→ **Problem statement**: Give every line back verbatim, dropping all images.

→ **Items**:
===============
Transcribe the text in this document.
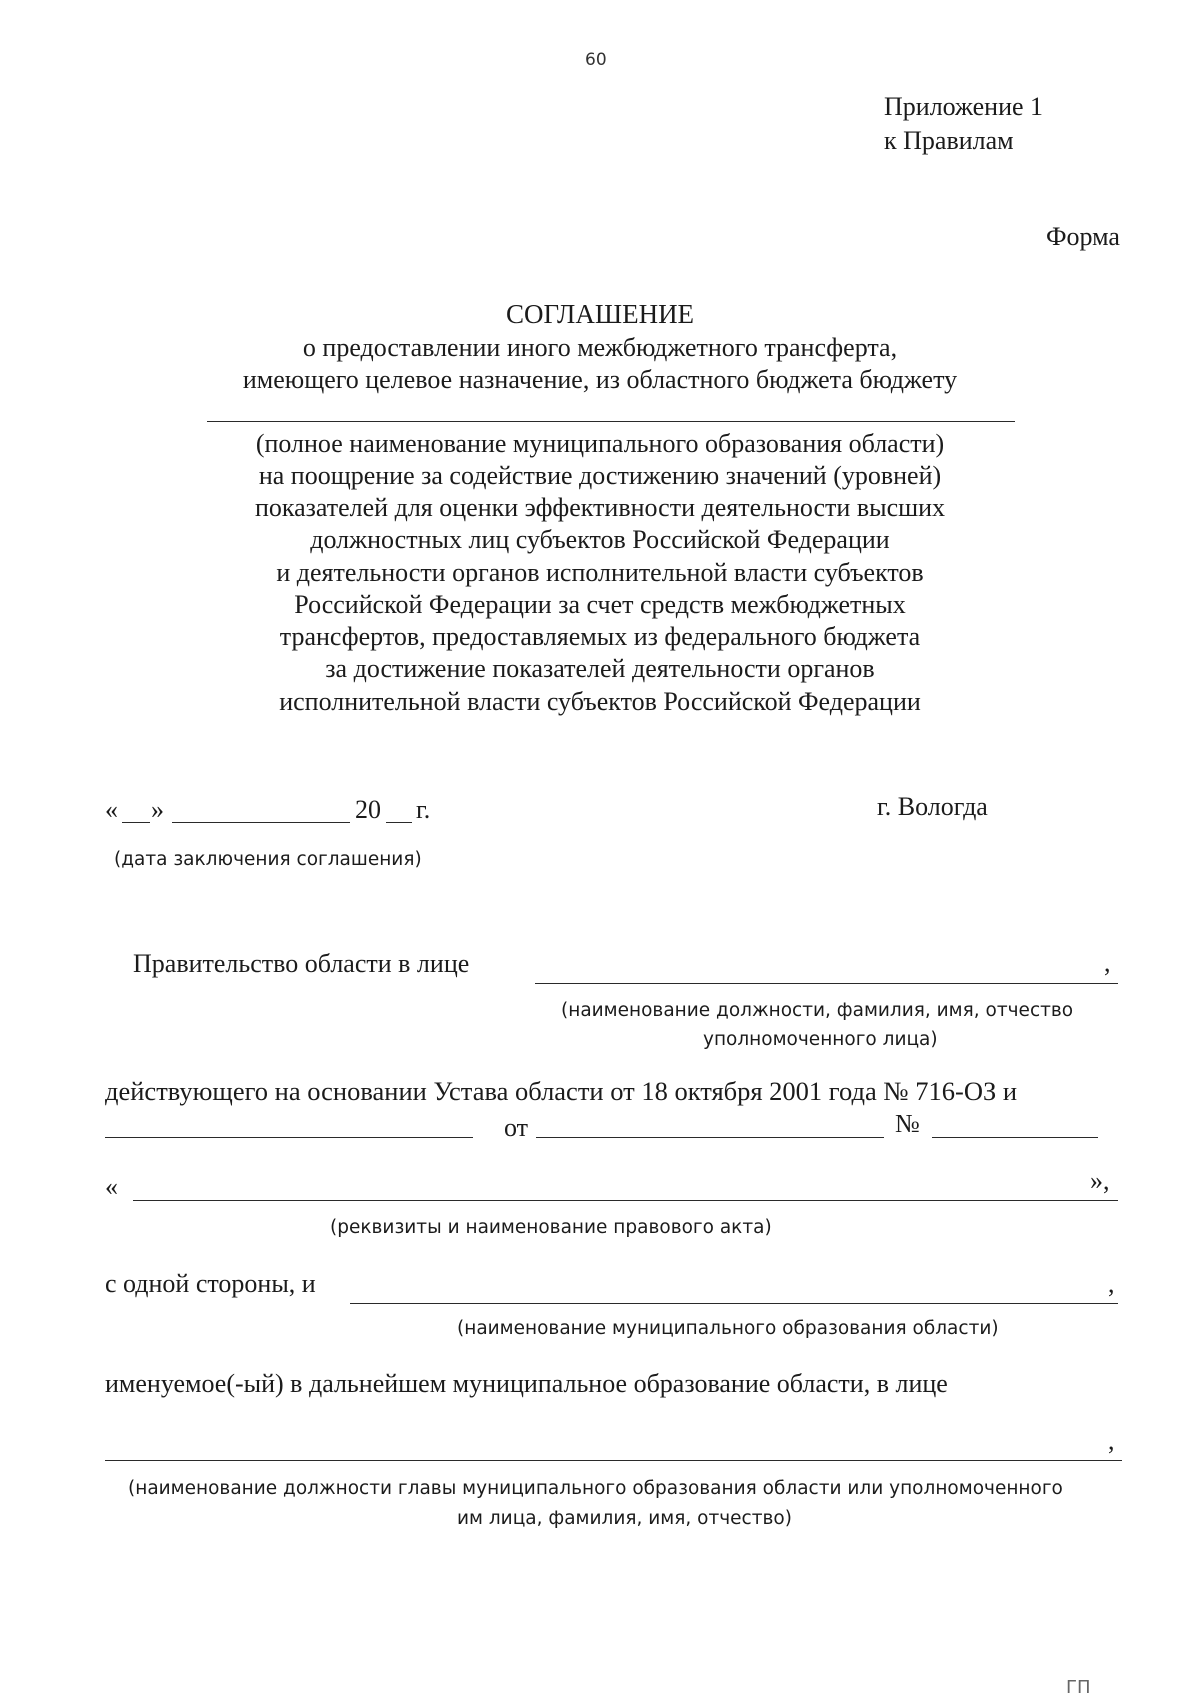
60
Приложение 1
к Правилам
Форма
СОГЛАШЕНИЕ
о предоставлении иного межбюджетного трансферта,
имеющего целевое назначение, из областного бюджета бюджету
(полное наименование муниципального образования области)
на поощрение за содействие достижению значений (уровней)
показателей для оценки эффективности деятельности высших
должностных лиц субъектов Российской Федерации
и деятельности органов исполнительной власти субъектов
Российской Федерации за счет средств межбюджетных
трансфертов, предоставляемых из федерального бюджета
за достижение показателей деятельности органов
исполнительной власти субъектов Российской Федерации
« »	20 г.	г. Вологда
(дата заключения соглашения)
Правительство области в лице	,
(наименование должности, фамилия, имя, отчество
уполномоченного лица)
действующего на основании Устава области от 18 октября 2001 года № 716-ОЗ и
от	№
«	»,
(реквизиты и наименование правового акта)
с одной стороны, и	,
(наименование муниципального образования области)
именуемое(-ый) в дальнейшем муниципальное образование области, в лице
,
(наименование должности главы муниципального образования области или уполномоченного
им лица, фамилия, имя, отчество)
ГП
===============
→ **Result of the exercise**:
Transcribe the text in this document.
60
Приложение 1
к Правилам
Форма
СОГЛАШЕНИЕ
о предоставлении иного межбюджетного трансферта,
имеющего целевое назначение, из областного бюджета бюджету
(полное наименование муниципального образования области)
на поощрение за содействие достижению значений (уровней)
показателей для оценки эффективности деятельности высших
должностных лиц субъектов Российской Федерации
и деятельности органов исполнительной власти субъектов
Российской Федерации за счет средств межбюджетных
трансфертов, предоставляемых из федерального бюджета
за достижение показателей деятельности органов
исполнительной власти субъектов Российской Федерации
« »	20 г.	г. Вологда
(дата заключения соглашения)
Правительство области в лице	,
(наименование должности, фамилия, имя, отчество
уполномоченного лица)
действующего на основании Устава области от 18 октября 2001 года № 716-ОЗ и
от	№
«	»,
(реквизиты и наименование правового акта)
с одной стороны, и	,
(наименование муниципального образования области)
именуемое(-ый) в дальнейшем муниципальное образование области, в лице
,
(наименование должности главы муниципального образования области или уполномоченного
им лица, фамилия, имя, отчество)
ГП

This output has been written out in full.